■ Figure content listings:
--- Begin ---
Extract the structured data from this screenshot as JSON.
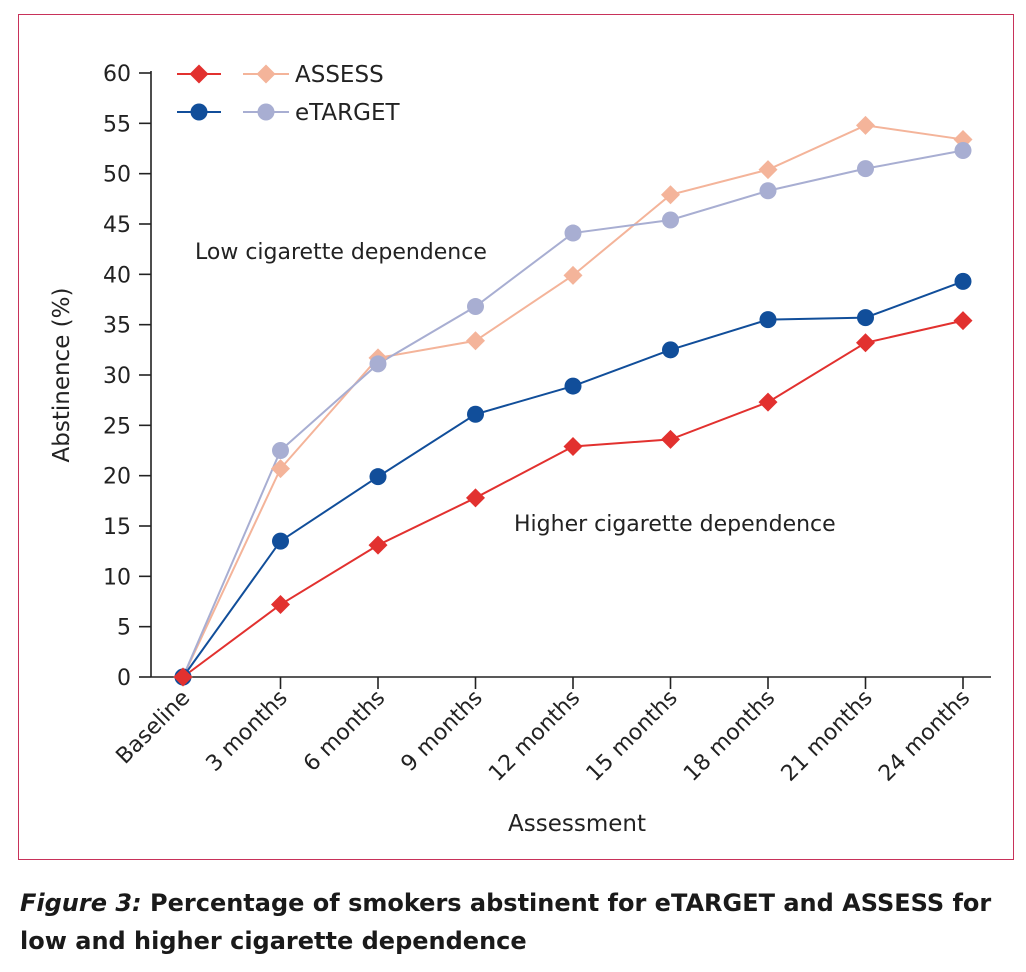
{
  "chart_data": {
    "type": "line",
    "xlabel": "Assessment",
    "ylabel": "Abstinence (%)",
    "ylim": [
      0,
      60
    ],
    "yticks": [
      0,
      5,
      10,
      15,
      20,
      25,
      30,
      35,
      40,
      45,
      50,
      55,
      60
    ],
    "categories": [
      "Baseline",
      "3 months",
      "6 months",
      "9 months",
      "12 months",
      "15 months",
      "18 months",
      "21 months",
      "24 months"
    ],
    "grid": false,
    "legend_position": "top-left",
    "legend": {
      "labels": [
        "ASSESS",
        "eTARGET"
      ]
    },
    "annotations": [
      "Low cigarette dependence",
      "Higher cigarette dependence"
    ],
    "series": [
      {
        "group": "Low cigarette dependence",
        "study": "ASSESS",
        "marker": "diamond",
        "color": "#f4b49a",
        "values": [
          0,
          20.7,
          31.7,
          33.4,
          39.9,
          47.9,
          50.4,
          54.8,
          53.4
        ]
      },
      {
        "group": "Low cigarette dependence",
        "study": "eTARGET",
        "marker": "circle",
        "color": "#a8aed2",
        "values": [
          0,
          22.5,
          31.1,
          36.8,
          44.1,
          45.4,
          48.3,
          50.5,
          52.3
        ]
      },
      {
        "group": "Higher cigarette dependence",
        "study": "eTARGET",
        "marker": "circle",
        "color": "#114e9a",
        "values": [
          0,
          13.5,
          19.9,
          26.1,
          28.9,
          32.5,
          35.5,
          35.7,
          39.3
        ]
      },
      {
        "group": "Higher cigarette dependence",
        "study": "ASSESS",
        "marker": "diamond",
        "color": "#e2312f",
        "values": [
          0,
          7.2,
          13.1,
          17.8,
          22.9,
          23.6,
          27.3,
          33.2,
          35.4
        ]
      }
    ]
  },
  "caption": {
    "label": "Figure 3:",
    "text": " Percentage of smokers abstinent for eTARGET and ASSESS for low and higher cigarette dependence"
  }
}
--- End ---
■ EXERCISE PROMPT: Leave the pictures out, and transcribe each of the records exactly.

■ THE REPLY:
Extract the structured data from this screenshot as JSON.
{
  "chart_data": {
    "type": "line",
    "xlabel": "Assessment",
    "ylabel": "Abstinence (%)",
    "ylim": [
      0,
      60
    ],
    "yticks": [
      0,
      5,
      10,
      15,
      20,
      25,
      30,
      35,
      40,
      45,
      50,
      55,
      60
    ],
    "categories": [
      "Baseline",
      "3 months",
      "6 months",
      "9 months",
      "12 months",
      "15 months",
      "18 months",
      "21 months",
      "24 months"
    ],
    "grid": false,
    "legend_position": "top-left",
    "legend": {
      "labels": [
        "ASSESS",
        "eTARGET"
      ]
    },
    "annotations": [
      "Low cigarette dependence",
      "Higher cigarette dependence"
    ],
    "series": [
      {
        "group": "Low cigarette dependence",
        "study": "ASSESS",
        "marker": "diamond",
        "color": "#f4b49a",
        "values": [
          0,
          20.7,
          31.7,
          33.4,
          39.9,
          47.9,
          50.4,
          54.8,
          53.4
        ]
      },
      {
        "group": "Low cigarette dependence",
        "study": "eTARGET",
        "marker": "circle",
        "color": "#a8aed2",
        "values": [
          0,
          22.5,
          31.1,
          36.8,
          44.1,
          45.4,
          48.3,
          50.5,
          52.3
        ]
      },
      {
        "group": "Higher cigarette dependence",
        "study": "eTARGET",
        "marker": "circle",
        "color": "#114e9a",
        "values": [
          0,
          13.5,
          19.9,
          26.1,
          28.9,
          32.5,
          35.5,
          35.7,
          39.3
        ]
      },
      {
        "group": "Higher cigarette dependence",
        "study": "ASSESS",
        "marker": "diamond",
        "color": "#e2312f",
        "values": [
          0,
          7.2,
          13.1,
          17.8,
          22.9,
          23.6,
          27.3,
          33.2,
          35.4
        ]
      }
    ]
  },
  "caption": {
    "label": "Figure 3:",
    "text": " Percentage of smokers abstinent for eTARGET and ASSESS for low and higher cigarette dependence"
  }
}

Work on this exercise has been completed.